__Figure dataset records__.
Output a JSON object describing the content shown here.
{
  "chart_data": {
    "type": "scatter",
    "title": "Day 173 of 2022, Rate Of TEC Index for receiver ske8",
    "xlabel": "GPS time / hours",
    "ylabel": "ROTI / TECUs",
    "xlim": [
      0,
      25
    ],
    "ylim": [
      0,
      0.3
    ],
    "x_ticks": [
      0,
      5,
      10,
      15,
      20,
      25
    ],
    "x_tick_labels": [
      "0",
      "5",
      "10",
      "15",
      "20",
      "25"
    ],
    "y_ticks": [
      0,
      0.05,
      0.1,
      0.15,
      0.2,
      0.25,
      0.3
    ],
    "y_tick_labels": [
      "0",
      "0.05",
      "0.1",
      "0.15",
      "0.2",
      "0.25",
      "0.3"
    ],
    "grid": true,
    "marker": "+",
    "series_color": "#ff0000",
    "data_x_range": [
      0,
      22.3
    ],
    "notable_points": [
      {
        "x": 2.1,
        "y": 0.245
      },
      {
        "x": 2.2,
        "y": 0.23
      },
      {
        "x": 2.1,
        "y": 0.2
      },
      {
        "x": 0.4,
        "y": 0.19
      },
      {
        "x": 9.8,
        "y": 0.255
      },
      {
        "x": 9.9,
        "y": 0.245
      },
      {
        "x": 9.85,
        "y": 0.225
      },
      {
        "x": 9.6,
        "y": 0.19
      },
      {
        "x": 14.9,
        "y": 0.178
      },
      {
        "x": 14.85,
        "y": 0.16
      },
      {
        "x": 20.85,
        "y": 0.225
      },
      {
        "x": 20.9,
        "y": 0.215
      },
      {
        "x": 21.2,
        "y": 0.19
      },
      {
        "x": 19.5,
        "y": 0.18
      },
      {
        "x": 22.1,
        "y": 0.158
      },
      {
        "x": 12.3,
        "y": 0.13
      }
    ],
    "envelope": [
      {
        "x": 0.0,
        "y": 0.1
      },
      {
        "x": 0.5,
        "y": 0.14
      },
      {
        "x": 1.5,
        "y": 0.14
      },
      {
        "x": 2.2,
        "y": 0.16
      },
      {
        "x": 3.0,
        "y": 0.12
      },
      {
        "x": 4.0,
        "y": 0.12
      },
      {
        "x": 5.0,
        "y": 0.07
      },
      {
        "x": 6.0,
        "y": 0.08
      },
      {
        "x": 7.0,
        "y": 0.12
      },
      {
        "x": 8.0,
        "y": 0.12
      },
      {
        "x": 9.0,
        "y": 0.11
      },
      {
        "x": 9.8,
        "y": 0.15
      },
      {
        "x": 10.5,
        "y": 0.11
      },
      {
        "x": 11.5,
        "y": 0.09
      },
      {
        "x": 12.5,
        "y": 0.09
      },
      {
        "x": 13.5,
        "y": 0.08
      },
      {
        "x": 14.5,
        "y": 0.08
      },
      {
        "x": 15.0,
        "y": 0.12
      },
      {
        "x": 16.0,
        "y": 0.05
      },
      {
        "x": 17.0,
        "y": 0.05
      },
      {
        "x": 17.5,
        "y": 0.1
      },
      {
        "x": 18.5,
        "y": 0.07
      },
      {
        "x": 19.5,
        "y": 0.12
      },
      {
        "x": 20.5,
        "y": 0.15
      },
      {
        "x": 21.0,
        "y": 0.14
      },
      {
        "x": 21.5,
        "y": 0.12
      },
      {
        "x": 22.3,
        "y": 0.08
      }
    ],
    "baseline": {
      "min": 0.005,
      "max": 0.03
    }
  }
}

__WORK TO DO__.
Restate the records, all of them, precisely as written.

__CORRECT RESPONSE__.
Output a JSON object describing the content shown here.
{
  "chart_data": {
    "type": "scatter",
    "title": "Day 173 of 2022, Rate Of TEC Index for receiver ske8",
    "xlabel": "GPS time / hours",
    "ylabel": "ROTI / TECUs",
    "xlim": [
      0,
      25
    ],
    "ylim": [
      0,
      0.3
    ],
    "x_ticks": [
      0,
      5,
      10,
      15,
      20,
      25
    ],
    "x_tick_labels": [
      "0",
      "5",
      "10",
      "15",
      "20",
      "25"
    ],
    "y_ticks": [
      0,
      0.05,
      0.1,
      0.15,
      0.2,
      0.25,
      0.3
    ],
    "y_tick_labels": [
      "0",
      "0.05",
      "0.1",
      "0.15",
      "0.2",
      "0.25",
      "0.3"
    ],
    "grid": true,
    "marker": "+",
    "series_color": "#ff0000",
    "data_x_range": [
      0,
      22.3
    ],
    "notable_points": [
      {
        "x": 2.1,
        "y": 0.245
      },
      {
        "x": 2.2,
        "y": 0.23
      },
      {
        "x": 2.1,
        "y": 0.2
      },
      {
        "x": 0.4,
        "y": 0.19
      },
      {
        "x": 9.8,
        "y": 0.255
      },
      {
        "x": 9.9,
        "y": 0.245
      },
      {
        "x": 9.85,
        "y": 0.225
      },
      {
        "x": 9.6,
        "y": 0.19
      },
      {
        "x": 14.9,
        "y": 0.178
      },
      {
        "x": 14.85,
        "y": 0.16
      },
      {
        "x": 20.85,
        "y": 0.225
      },
      {
        "x": 20.9,
        "y": 0.215
      },
      {
        "x": 21.2,
        "y": 0.19
      },
      {
        "x": 19.5,
        "y": 0.18
      },
      {
        "x": 22.1,
        "y": 0.158
      },
      {
        "x": 12.3,
        "y": 0.13
      }
    ],
    "envelope": [
      {
        "x": 0.0,
        "y": 0.1
      },
      {
        "x": 0.5,
        "y": 0.14
      },
      {
        "x": 1.5,
        "y": 0.14
      },
      {
        "x": 2.2,
        "y": 0.16
      },
      {
        "x": 3.0,
        "y": 0.12
      },
      {
        "x": 4.0,
        "y": 0.12
      },
      {
        "x": 5.0,
        "y": 0.07
      },
      {
        "x": 6.0,
        "y": 0.08
      },
      {
        "x": 7.0,
        "y": 0.12
      },
      {
        "x": 8.0,
        "y": 0.12
      },
      {
        "x": 9.0,
        "y": 0.11
      },
      {
        "x": 9.8,
        "y": 0.15
      },
      {
        "x": 10.5,
        "y": 0.11
      },
      {
        "x": 11.5,
        "y": 0.09
      },
      {
        "x": 12.5,
        "y": 0.09
      },
      {
        "x": 13.5,
        "y": 0.08
      },
      {
        "x": 14.5,
        "y": 0.08
      },
      {
        "x": 15.0,
        "y": 0.12
      },
      {
        "x": 16.0,
        "y": 0.05
      },
      {
        "x": 17.0,
        "y": 0.05
      },
      {
        "x": 17.5,
        "y": 0.1
      },
      {
        "x": 18.5,
        "y": 0.07
      },
      {
        "x": 19.5,
        "y": 0.12
      },
      {
        "x": 20.5,
        "y": 0.15
      },
      {
        "x": 21.0,
        "y": 0.14
      },
      {
        "x": 21.5,
        "y": 0.12
      },
      {
        "x": 22.3,
        "y": 0.08
      }
    ],
    "baseline": {
      "min": 0.005,
      "max": 0.03
    }
  }
}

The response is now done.